▶ **REQUIRED WORK**:
Copy each line where the word "values" occurs.
•••
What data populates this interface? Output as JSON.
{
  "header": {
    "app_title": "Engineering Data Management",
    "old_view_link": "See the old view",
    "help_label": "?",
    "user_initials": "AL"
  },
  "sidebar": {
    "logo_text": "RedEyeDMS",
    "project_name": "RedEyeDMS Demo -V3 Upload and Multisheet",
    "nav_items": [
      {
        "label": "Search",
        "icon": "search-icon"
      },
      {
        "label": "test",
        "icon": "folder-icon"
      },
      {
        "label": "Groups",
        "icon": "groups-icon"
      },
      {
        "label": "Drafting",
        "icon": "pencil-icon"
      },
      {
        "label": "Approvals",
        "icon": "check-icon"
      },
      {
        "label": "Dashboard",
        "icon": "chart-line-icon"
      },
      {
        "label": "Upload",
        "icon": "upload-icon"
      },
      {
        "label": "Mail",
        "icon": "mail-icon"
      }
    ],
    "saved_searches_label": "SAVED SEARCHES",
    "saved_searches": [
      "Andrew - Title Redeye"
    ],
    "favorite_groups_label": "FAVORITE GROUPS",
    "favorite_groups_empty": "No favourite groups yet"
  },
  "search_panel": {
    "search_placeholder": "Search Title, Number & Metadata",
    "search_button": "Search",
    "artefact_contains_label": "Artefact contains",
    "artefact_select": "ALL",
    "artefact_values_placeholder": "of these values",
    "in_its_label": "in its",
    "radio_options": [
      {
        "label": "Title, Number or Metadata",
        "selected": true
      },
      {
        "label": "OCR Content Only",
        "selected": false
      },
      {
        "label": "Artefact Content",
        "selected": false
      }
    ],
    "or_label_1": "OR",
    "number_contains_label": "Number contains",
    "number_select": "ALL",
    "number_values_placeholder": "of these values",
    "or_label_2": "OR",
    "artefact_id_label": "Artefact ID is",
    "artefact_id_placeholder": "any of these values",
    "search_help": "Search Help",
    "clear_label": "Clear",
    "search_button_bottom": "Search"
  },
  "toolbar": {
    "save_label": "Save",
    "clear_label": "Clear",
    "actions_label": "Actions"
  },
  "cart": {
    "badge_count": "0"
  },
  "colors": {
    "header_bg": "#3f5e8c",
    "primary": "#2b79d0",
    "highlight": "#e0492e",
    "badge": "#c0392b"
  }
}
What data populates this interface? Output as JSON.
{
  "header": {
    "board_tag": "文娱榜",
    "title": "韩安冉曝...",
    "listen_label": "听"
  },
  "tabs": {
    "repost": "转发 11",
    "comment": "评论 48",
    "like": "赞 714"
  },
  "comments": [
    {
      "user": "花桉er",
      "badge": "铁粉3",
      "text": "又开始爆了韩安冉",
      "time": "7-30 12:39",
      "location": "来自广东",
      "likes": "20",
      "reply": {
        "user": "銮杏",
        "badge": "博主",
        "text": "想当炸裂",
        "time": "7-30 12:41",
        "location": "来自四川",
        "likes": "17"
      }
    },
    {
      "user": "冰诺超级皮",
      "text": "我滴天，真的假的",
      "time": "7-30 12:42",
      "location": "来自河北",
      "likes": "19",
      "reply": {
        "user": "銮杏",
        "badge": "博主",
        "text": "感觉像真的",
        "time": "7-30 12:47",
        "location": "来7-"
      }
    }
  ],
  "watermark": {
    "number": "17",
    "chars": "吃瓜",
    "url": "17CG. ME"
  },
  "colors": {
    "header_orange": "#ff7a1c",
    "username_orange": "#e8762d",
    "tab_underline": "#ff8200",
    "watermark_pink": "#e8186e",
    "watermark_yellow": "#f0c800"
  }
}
•••
▶ **TASK OUTPUT**:
    "artefact_values_placeholder": "of these values",
    "number_values_placeholder": "of these values",
    "artefact_id_placeholder": "any of these values",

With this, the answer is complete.